<<<<
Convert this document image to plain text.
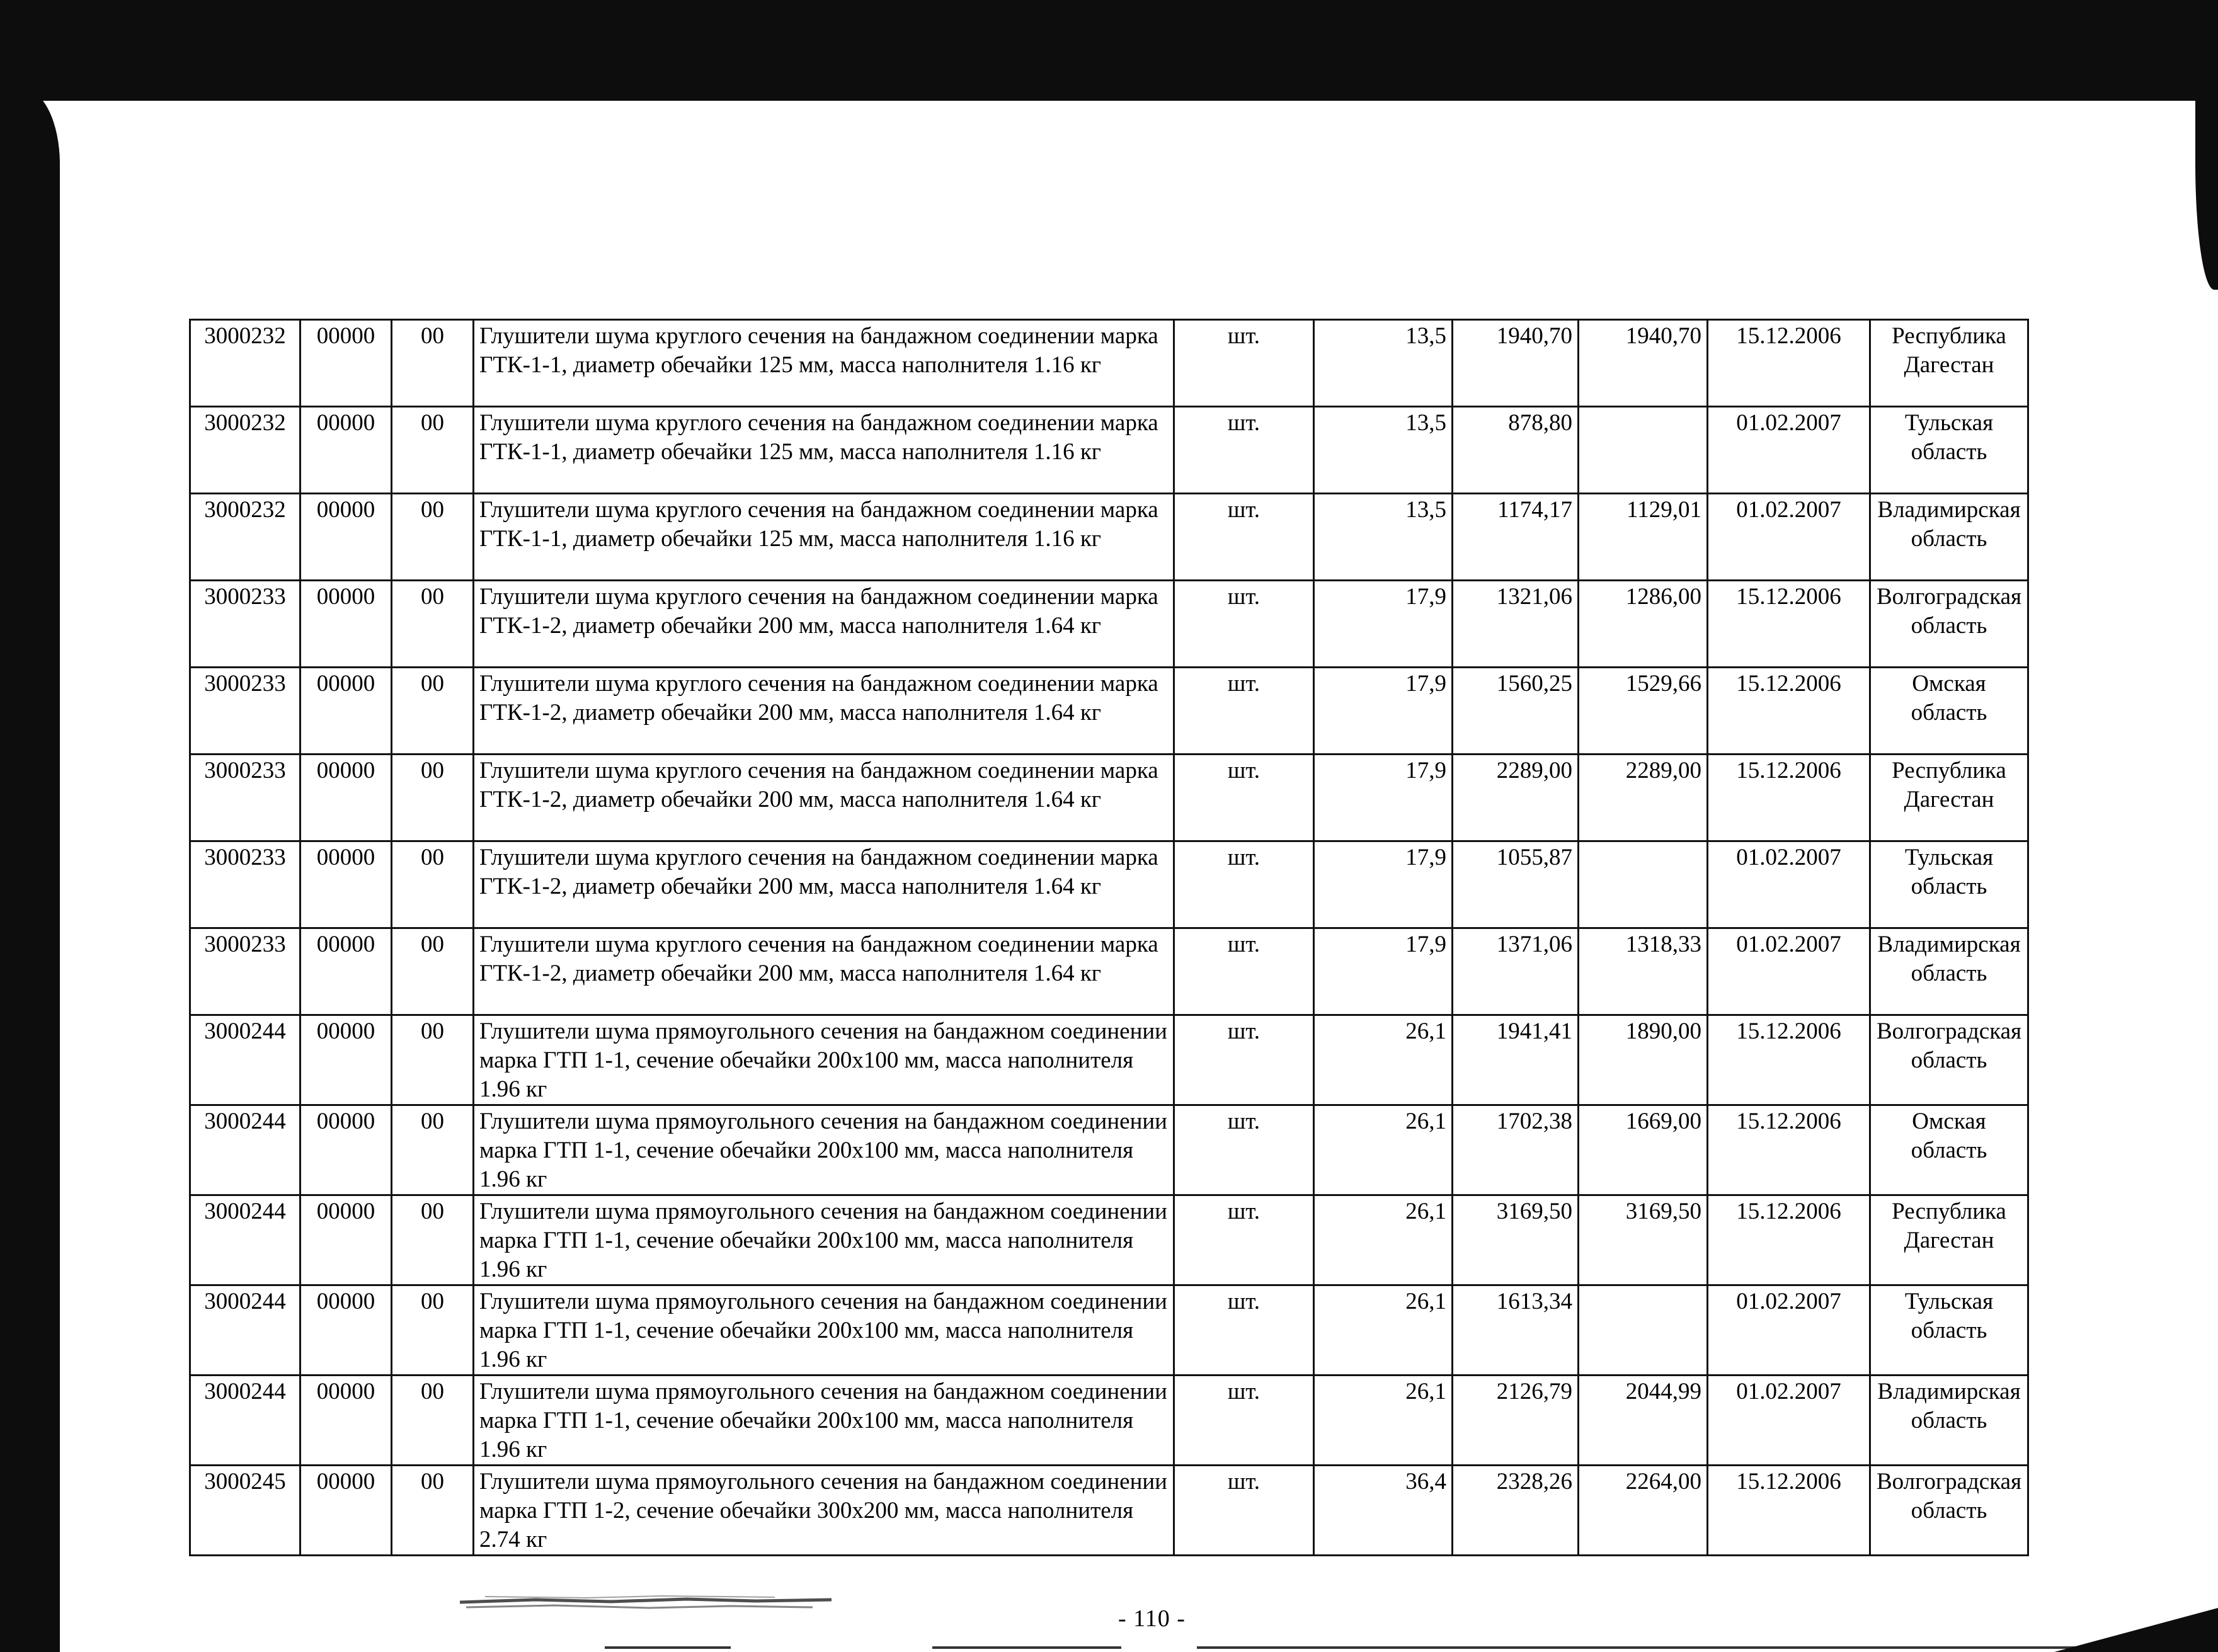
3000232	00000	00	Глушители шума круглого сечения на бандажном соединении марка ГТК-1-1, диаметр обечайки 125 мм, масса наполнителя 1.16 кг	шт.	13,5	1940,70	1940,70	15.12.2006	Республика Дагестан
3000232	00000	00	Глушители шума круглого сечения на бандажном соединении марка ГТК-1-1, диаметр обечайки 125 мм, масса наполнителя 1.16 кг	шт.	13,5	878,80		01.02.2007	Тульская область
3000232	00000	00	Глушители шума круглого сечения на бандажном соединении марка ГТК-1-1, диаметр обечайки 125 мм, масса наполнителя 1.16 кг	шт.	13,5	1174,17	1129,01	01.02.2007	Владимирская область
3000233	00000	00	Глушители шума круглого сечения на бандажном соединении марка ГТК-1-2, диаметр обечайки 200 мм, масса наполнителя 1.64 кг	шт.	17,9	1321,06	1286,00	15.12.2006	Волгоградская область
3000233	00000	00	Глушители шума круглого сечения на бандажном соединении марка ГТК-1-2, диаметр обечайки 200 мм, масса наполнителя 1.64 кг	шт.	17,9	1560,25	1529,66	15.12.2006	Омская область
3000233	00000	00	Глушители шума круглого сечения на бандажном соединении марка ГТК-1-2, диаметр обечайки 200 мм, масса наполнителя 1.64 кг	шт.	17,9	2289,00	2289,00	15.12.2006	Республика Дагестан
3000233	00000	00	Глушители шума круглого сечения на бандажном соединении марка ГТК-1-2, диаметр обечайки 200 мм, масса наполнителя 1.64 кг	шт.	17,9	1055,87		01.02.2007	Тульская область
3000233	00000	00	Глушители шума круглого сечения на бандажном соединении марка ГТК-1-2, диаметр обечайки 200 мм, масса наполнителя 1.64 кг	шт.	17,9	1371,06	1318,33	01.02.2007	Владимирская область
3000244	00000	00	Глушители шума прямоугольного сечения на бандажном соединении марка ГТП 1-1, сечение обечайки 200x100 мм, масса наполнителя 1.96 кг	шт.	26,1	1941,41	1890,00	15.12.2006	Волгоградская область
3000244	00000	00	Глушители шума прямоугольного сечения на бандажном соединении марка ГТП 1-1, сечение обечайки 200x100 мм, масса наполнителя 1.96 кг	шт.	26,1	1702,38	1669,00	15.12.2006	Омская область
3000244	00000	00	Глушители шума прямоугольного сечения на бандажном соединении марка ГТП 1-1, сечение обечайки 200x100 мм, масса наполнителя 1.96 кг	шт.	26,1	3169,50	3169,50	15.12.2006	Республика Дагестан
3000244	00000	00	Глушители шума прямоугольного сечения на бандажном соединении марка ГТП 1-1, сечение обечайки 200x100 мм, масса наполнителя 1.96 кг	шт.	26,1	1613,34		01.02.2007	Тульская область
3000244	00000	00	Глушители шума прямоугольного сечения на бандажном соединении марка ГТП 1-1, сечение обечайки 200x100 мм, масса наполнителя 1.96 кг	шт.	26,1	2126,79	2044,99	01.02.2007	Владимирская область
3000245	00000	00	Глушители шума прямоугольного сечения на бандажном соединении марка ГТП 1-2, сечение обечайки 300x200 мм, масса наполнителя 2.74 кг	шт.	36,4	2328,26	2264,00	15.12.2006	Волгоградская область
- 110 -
>>>>
<<<<
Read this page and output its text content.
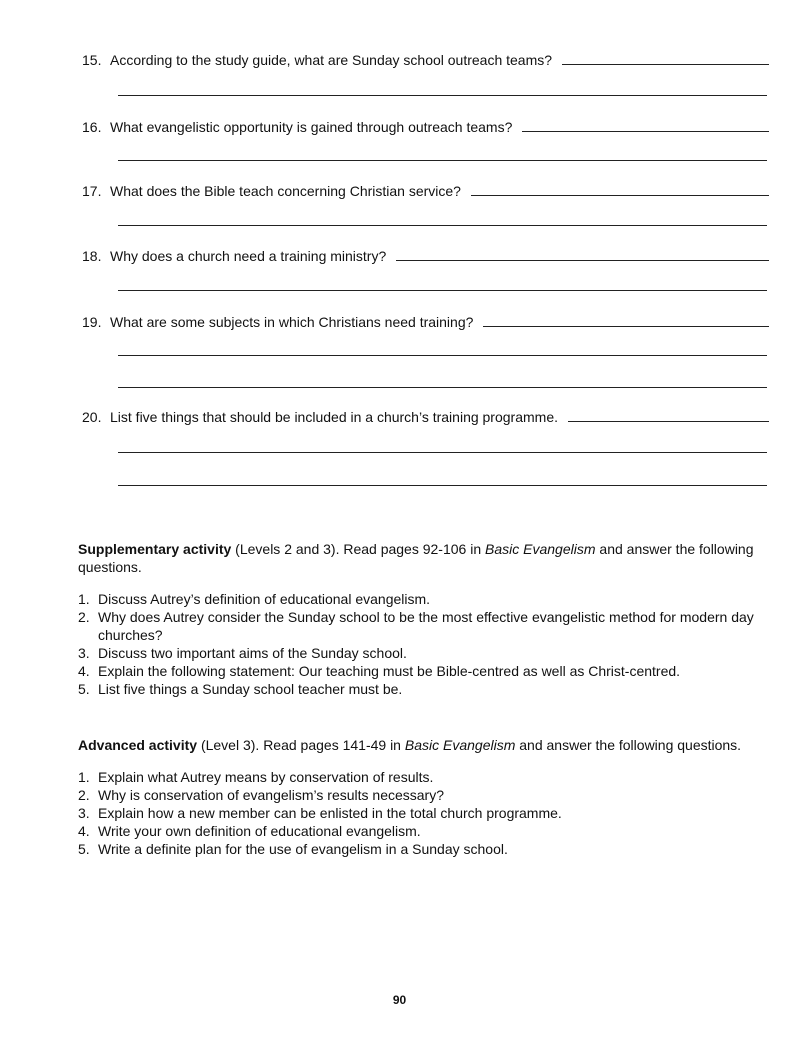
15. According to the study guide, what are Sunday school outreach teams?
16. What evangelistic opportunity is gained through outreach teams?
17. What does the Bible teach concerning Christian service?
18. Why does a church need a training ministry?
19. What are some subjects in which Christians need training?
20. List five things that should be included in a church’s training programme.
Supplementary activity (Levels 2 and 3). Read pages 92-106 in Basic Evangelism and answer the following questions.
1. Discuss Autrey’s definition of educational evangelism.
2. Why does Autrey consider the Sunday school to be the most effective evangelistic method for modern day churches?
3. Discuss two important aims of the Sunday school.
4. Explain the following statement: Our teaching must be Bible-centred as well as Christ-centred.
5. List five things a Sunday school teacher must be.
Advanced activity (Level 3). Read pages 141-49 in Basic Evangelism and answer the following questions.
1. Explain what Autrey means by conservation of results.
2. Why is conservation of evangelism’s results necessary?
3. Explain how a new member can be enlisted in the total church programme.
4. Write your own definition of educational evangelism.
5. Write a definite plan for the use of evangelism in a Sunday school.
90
>>>>
<<<<
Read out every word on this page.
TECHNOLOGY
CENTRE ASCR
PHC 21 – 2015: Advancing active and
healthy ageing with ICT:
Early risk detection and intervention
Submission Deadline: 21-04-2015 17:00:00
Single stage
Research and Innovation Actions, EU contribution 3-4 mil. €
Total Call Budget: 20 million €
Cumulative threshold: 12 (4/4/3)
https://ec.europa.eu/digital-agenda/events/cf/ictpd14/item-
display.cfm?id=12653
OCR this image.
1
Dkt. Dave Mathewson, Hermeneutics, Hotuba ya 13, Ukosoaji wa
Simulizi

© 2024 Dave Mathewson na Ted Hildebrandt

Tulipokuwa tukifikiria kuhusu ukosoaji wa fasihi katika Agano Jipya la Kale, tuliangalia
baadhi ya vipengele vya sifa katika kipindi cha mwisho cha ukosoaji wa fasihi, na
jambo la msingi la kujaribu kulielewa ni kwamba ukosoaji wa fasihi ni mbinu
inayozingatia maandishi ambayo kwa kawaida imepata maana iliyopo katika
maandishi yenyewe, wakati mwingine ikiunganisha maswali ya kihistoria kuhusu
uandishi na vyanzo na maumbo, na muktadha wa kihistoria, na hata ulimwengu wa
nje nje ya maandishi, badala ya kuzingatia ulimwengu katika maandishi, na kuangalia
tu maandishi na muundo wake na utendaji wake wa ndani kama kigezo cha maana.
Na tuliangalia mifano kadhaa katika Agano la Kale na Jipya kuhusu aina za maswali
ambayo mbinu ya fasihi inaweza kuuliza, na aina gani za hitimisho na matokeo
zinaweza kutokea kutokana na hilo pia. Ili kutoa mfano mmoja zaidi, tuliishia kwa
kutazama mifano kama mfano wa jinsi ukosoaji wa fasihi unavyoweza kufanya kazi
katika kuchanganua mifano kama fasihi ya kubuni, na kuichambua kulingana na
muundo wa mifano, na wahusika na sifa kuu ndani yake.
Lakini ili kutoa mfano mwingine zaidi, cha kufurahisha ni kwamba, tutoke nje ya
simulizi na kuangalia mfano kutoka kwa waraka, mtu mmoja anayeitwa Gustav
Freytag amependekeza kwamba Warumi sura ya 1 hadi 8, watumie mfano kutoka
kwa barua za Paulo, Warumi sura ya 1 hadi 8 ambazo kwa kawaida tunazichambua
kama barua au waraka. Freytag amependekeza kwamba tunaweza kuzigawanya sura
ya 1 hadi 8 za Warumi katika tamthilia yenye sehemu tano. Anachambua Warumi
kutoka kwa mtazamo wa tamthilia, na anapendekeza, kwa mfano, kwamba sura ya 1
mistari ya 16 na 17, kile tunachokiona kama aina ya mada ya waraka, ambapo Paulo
>>>>
_Do this_. Identify how many lines in the entries above include the string "Discuss", then state that number alone.

_Response_. 2